| Excerpted text |
***
You're allowed to pick one door, out of a million. Then, the host opens 999,998 of the other doors which he knows have a goat. This leaves the closed door you picked and one remaining closed door.
So, there's now two possibilities. Out of one million doors you somehow just happened to have guessed right and picked the right one. Or, you're wrong. If you're wrong then the correct door would be the other closed one.
Does it matter whether or not the host knows? I don't see how it changes the odds in any way, unless of course he opens the door with the car (very likely with 1 million doors).
The host knows where the car is and so leaves it hidden. If some one shows you this with even just 10 doors, it will be immediately and patently obvious that you must switch.
This is, indeed, the most effective way to explain it, imo.
It does. If the host doesn't know, there's a 1/3 probability that the game will end (you won't get a chance to switch) if the host picks the car. If this doesn't happen, it's 50:50 whether you keep your door or switch to the remaining unopened door.
The fact that you asked this question shows what's wrong with the supposed "problem". In the usual presentation, it's a "trick question" because the person presenting it omits the crucial information that the offeror is intending to act adversely to the decsion making subject.
Without that information, the interlocutor naturally assumes that the offeror opens doors randomly - in which case the fact that he knows what's behind each door is an irrelevant "red herring" and the correct conclusion is different.
In the random-opening case the intuitive conclusion is right - that the agent (offeree)'s decision does not affect the odds. But if the question-poser revealed that the offeror is trying to maneuver the offeree into the result that's less valuable for the offeree, then the supposed mystery of the whole thing evaporates and the correct conclsion is obvious.
Ha, interesting. Yes, well, back when the problem was invented it was assumed that everyone was aware of the TV show "Let's Make a Deal" and how the scenario worked. The host/offeree (a man named Monty Hall) _never_ picked a door that had the prize behind it, implying that he _always_ knew where the prize was.
Let's say that you have 3 doors and you pick door #1.
At that point the host says "Ok, I'm going to open one of the other doors at random and then give you the chance to change your choice".
At this point 2 things could happen.
Either he opens the door with the car in which case you will definitely switch to that door and have a 100% chance of winning.
Or he opens the door with a goat.
There is a 1/3 chance that you picked correctly in the first place, therefore there is a 2/3 chance that you picked wrongly, so it's safer to assume that you picked wrongly.
You know that he didn't show you the car, so either you picked correctly to being with (1/3) or you picked wrongly (2/3), but if you picked wrongly then it must be behind the door that the host did not open. So you still have better odds from switching even though the host did not know.
***
| Supplied data |

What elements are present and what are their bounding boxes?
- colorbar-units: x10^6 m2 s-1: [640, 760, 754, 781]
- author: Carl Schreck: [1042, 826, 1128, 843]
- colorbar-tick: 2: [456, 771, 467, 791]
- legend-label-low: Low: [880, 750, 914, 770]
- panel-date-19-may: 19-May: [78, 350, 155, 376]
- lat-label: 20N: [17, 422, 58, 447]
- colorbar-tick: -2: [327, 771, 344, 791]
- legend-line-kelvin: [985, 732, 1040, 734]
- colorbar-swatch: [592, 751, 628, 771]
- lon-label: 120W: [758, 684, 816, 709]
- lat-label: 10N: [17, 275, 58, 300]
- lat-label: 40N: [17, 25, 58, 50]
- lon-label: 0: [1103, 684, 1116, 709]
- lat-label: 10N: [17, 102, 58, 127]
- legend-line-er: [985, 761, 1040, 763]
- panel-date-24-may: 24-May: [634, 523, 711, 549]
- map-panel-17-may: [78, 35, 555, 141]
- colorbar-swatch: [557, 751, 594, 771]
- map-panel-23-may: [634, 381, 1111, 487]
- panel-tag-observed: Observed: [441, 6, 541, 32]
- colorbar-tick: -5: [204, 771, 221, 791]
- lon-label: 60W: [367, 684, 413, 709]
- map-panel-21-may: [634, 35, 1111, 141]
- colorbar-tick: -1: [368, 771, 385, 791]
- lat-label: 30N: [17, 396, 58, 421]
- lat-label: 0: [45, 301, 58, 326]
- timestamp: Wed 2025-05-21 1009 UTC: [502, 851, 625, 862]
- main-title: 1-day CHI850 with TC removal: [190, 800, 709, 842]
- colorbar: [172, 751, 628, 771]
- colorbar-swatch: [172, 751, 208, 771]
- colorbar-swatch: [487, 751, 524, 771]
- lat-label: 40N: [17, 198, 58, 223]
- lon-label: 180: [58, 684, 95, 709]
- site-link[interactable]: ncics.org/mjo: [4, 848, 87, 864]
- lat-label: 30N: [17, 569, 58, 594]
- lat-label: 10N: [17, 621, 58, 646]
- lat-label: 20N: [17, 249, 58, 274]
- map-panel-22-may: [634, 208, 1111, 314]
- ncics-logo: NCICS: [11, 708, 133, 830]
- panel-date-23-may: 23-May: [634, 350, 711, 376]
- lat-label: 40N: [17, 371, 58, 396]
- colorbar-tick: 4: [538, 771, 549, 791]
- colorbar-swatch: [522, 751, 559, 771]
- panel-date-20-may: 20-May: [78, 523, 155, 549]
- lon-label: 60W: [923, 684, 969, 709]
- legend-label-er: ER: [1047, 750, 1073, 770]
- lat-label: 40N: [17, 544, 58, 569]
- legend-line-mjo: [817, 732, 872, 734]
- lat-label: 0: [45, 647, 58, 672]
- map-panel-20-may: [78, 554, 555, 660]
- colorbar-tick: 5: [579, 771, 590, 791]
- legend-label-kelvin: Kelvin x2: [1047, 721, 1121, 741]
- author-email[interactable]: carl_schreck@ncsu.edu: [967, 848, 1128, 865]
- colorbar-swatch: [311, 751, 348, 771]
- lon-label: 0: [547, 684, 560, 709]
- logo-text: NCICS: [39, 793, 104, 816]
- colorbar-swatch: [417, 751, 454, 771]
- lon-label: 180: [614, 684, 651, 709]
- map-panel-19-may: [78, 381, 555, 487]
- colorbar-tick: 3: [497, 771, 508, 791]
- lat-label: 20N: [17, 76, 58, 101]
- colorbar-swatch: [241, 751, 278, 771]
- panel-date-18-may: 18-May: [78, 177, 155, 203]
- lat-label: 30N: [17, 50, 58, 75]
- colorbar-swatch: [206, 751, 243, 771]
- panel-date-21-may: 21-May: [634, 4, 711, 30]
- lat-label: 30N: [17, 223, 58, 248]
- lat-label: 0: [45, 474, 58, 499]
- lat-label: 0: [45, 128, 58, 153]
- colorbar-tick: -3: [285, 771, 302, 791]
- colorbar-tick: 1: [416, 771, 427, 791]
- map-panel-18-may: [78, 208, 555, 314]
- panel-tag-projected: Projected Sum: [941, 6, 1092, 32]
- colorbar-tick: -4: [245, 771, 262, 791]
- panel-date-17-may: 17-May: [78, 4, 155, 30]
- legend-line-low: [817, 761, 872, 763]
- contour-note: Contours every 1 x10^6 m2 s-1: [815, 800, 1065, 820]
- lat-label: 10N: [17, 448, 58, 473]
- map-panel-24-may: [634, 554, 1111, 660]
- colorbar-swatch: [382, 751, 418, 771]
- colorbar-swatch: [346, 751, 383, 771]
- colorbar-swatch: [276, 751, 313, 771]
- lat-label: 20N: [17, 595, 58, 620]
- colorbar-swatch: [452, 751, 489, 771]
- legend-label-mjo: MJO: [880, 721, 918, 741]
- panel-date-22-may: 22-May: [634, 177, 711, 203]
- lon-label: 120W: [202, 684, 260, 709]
***
| Exercise requirements |
[1] Which distinct probability figures appear in the thread about the Monty Hall problem? List each one once.
[2] Pick up the Monty Hall discussion after its final sentence and continue it.

| Expected responses |
[1] 1/3, 2/3, 50:50, 100%

[2]
You are correct, as long as the host doesn't reveal the prize the odds of winning by switching remain better than the odds of winning with your initial selection. EDIT: And in the case that he reveals the prize your odds have gone up. I suspect (but haven't calculated) that a version where you can switch to the winning prize when it's revealed would give you much better odds of success and a bankrupt game show would result.
Crunched the numbers, I'm wrong. If the host shows a goat (when the host doesn't know where the car is), switch or stay doesn't matter as you have the same odds either way.
There are 4 outcomes to the selection phase of this game:
1/3 - both pick goats
1/3 - you pick the goat, host picks the car
1/3 - you pick the car, host picks the goat
0 - you pick the car, host picks the car
So given the host picks a goat, switching or staying doesn't matter it's 50/50.
EDIT: An aside - why we shouldn't trust our intuitions, but instead actually work out these problems.
You're right. When doors are opened randomly you can not tell whether the host was "lucky" (to not reveal the car) or whether you picked the right door to begin with since these are both equally likely.
Let's assume that both of these game shows are showing on different channels and you were invited to participate in one of them. But once you get to the studio you have a case of nerves and forget which show you are on. Should that change how you make your decision?
No, the odds for switching at the real show are 66-33 and the odds at the fake show are 50-50, you might as well switch after the reveal (what you are calling 'better odds' boils down to 'sometimes you can see the car so you switch to it'. When you see a goat, you have equal information for the remaining doors.).
I do the same thing by expanding it out to more doors, but when talking about it or explaining it to others (great cocktail party discussion btw), I use 100 doors, to make the percentages easy to follow.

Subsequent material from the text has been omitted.